**Material for the task:**
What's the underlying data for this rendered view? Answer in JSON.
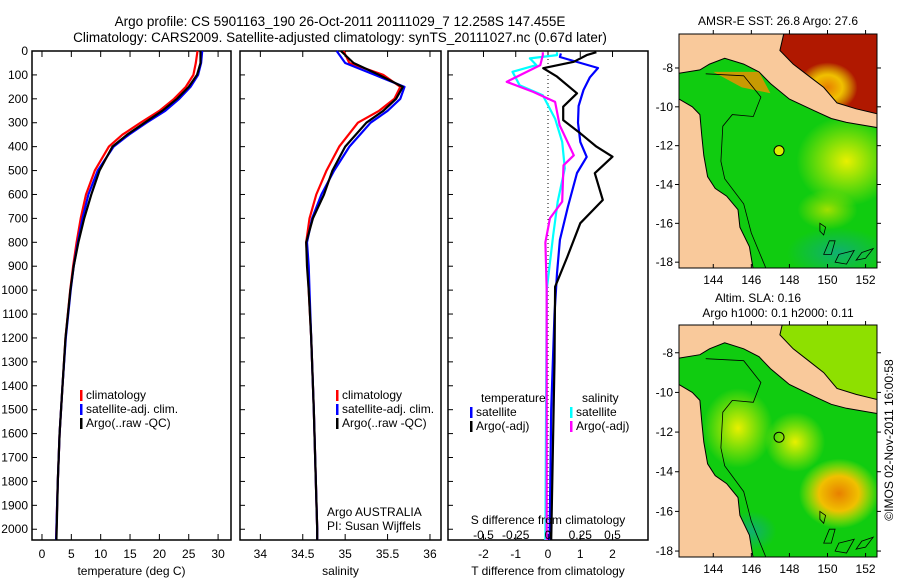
{
  "title": {
    "line1": "Argo profile: CS 5901163_190 26-Oct-2011 20111029_7 12.258S 147.455E",
    "line2": "Climatology: CARS2009. Satellite-adjusted climatology: synTS_20111027.nc (0.67d later)"
  },
  "colors": {
    "climatology": "#ff0000",
    "satellite": "#0000ff",
    "argo": "#000000",
    "s_satellite": "#00ffff",
    "s_argo": "#ff00ff",
    "land": "#f9c99b",
    "ocean": "#10cc10"
  },
  "chart_data": [
    {
      "type": "line",
      "id": "temperature",
      "xlabel": "temperature (deg C)",
      "ylabel": "",
      "xlim": [
        -1.7,
        32.2
      ],
      "ylim": [
        2045,
        0
      ],
      "xticks": [
        0,
        5,
        10,
        15,
        20,
        25,
        30
      ],
      "yticks": [
        0,
        100,
        200,
        300,
        400,
        500,
        600,
        700,
        800,
        900,
        1000,
        1100,
        1200,
        1300,
        1400,
        1500,
        1600,
        1700,
        1800,
        1900,
        2000
      ],
      "depth": [
        0,
        50,
        100,
        150,
        200,
        250,
        300,
        350,
        400,
        500,
        600,
        700,
        800,
        900,
        1000,
        1200,
        1400,
        1600,
        1800,
        2000,
        2045
      ],
      "series": [
        {
          "name": "climatology",
          "color": "#ff0000",
          "values": [
            26.5,
            26.2,
            25.8,
            24.5,
            22.5,
            20,
            16.8,
            13.7,
            11.4,
            9.0,
            7.5,
            6.6,
            5.9,
            5.3,
            4.8,
            4.0,
            3.5,
            3.0,
            2.7,
            2.45,
            2.4
          ]
        },
        {
          "name": "satellite-adj. clim.",
          "color": "#0000ff",
          "values": [
            27.3,
            27.1,
            26.6,
            25.3,
            23.4,
            21,
            17.8,
            14.8,
            12.2,
            9.5,
            7.9,
            6.9,
            6.1,
            5.4,
            4.9,
            4.05,
            3.5,
            3.0,
            2.7,
            2.45,
            2.4
          ]
        },
        {
          "name": "Argo(..raw -QC)",
          "color": "#000000",
          "values": [
            27.0,
            27.0,
            26.4,
            25.0,
            23.0,
            20.5,
            17.5,
            14.5,
            12.0,
            9.8,
            8.4,
            7.2,
            6.2,
            5.4,
            4.85,
            4.0,
            3.5,
            3.0,
            2.7,
            2.5,
            2.45
          ]
        }
      ],
      "legend": [
        "climatology",
        "satellite-adj. clim.",
        "Argo(..raw -QC)"
      ]
    },
    {
      "type": "line",
      "id": "salinity",
      "xlabel": "salinity",
      "xlim": [
        33.76,
        36.13
      ],
      "ylim": [
        2045,
        0
      ],
      "xticks": [
        34,
        34.5,
        35,
        35.5,
        36
      ],
      "depth": [
        0,
        50,
        100,
        150,
        200,
        250,
        300,
        400,
        500,
        600,
        700,
        800,
        900,
        1000,
        1200,
        1500,
        2000,
        2045
      ],
      "series": [
        {
          "name": "climatology",
          "color": "#ff0000",
          "values": [
            34.98,
            35.05,
            35.45,
            35.65,
            35.58,
            35.4,
            35.15,
            34.93,
            34.78,
            34.66,
            34.58,
            34.54,
            34.56,
            34.57,
            34.6,
            34.63,
            34.67,
            34.67
          ]
        },
        {
          "name": "satellite-adj. clim.",
          "color": "#0000ff",
          "values": [
            34.9,
            35.0,
            35.35,
            35.7,
            35.65,
            35.5,
            35.3,
            35.05,
            34.87,
            34.72,
            34.61,
            34.55,
            34.57,
            34.58,
            34.6,
            34.63,
            34.67,
            34.67
          ]
        },
        {
          "name": "Argo(..raw -QC)",
          "color": "#000000",
          "values": [
            34.95,
            35.1,
            35.4,
            35.68,
            35.6,
            35.45,
            35.25,
            35.0,
            34.85,
            34.75,
            34.62,
            34.54,
            34.55,
            34.57,
            34.6,
            34.63,
            34.67,
            34.67
          ]
        }
      ],
      "legend": [
        "climatology",
        "satellite-adj. clim.",
        "Argo(..raw -QC)"
      ],
      "annotation": [
        "Argo AUSTRALIA",
        "PI: Susan Wijffels"
      ]
    },
    {
      "type": "line",
      "id": "difference",
      "xlabel": "T difference from climatology",
      "x2label": "S difference from climatology",
      "xlim": [
        -3.1,
        3.1
      ],
      "x2lim": [
        -0.775,
        0.775
      ],
      "ylim": [
        2045,
        0
      ],
      "xticks": [
        -2,
        -1,
        0,
        1,
        2
      ],
      "x2ticks": [
        -0.5,
        -0.25,
        0,
        0.25,
        0.5
      ],
      "x2ticklabels": [
        "-0.5",
        "-0.25",
        "0",
        "0.25",
        "0.5"
      ],
      "zero_line": "dotted",
      "series": [
        {
          "name": "temperature satellite",
          "axis": "T",
          "color": "#0000ff",
          "depth": [
            10,
            25,
            71,
            110,
            163,
            230,
            300,
            380,
            443,
            510,
            650,
            790,
            930,
            1100,
            1500,
            2045
          ],
          "values": [
            0.4,
            0.37,
            1.55,
            1.3,
            1.1,
            0.95,
            0.93,
            1.0,
            1.2,
            0.9,
            0.62,
            0.37,
            0.28,
            0.2,
            0.1,
            0.05
          ]
        },
        {
          "name": "temperature Argo(-adj)",
          "axis": "T",
          "color": "#000000",
          "depth": [
            5,
            17,
            45,
            72,
            107,
            177,
            233,
            289,
            344,
            400,
            442,
            511,
            623,
            720,
            860,
            986,
            1300,
            2045
          ],
          "values": [
            1.5,
            1.2,
            0.8,
            -0.15,
            0.28,
            0.9,
            0.47,
            0.47,
            1.0,
            1.5,
            2.0,
            1.45,
            1.7,
            1.0,
            0.6,
            0.22,
            0.2,
            0.1
          ]
        },
        {
          "name": "salinity satellite",
          "axis": "S",
          "color": "#00ffff",
          "depth": [
            5,
            17,
            31,
            59,
            87,
            143,
            185,
            283,
            380,
            491,
            630,
            770,
            1000,
            2045
          ],
          "values": [
            0.07,
            0.07,
            -0.14,
            -0.09,
            -0.275,
            -0.22,
            -0.04,
            0.055,
            0.11,
            0.13,
            0.075,
            0.04,
            -0.01,
            -0.02
          ]
        },
        {
          "name": "salinity Argo(-adj)",
          "axis": "S",
          "color": "#ff00ff",
          "depth": [
            5,
            17,
            59,
            129,
            171,
            213,
            310,
            436,
            478,
            630,
            700,
            800,
            1000,
            2045
          ],
          "values": [
            -0.04,
            -0.04,
            -0.06,
            -0.32,
            -0.115,
            0.055,
            0.09,
            0.2,
            0.12,
            0.11,
            0.015,
            -0.02,
            -0.01,
            -0.01
          ]
        }
      ],
      "legend": {
        "temperature_header": "temperature",
        "salinity_header": "salinity",
        "items": [
          "satellite",
          "Argo(-adj)",
          "satellite",
          "Argo(-adj)"
        ]
      }
    }
  ],
  "maps": [
    {
      "id": "sst-map",
      "title": "AMSR-E SST: 26.8 Argo: 27.6",
      "lon_range": [
        142.2,
        152.6
      ],
      "lat_range": [
        -18.3,
        -6.25
      ],
      "xticks": [
        144,
        146,
        148,
        150,
        152
      ],
      "yticks": [
        -8,
        -10,
        -12,
        -14,
        -16,
        -18
      ],
      "argo_position": {
        "lon": 147.455,
        "lat": -12.258
      }
    },
    {
      "id": "sla-map",
      "title": "Altim. SLA: 0.16",
      "subtitle": "Argo h1000: 0.1 h2000: 0.11",
      "lon_range": [
        142.2,
        152.6
      ],
      "lat_range": [
        -18.3,
        -6.6
      ],
      "xticks": [
        144,
        146,
        148,
        150,
        152
      ],
      "yticks": [
        -8,
        -10,
        -12,
        -14,
        -16,
        -18
      ],
      "argo_position": {
        "lon": 147.455,
        "lat": -12.258
      }
    }
  ],
  "credit": "©IMOS 02-Nov-2011 16:00:58"
}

**What you need to do:** How many of the lines above hold the word "difference"? Give only that number.

**Exercise output:** 3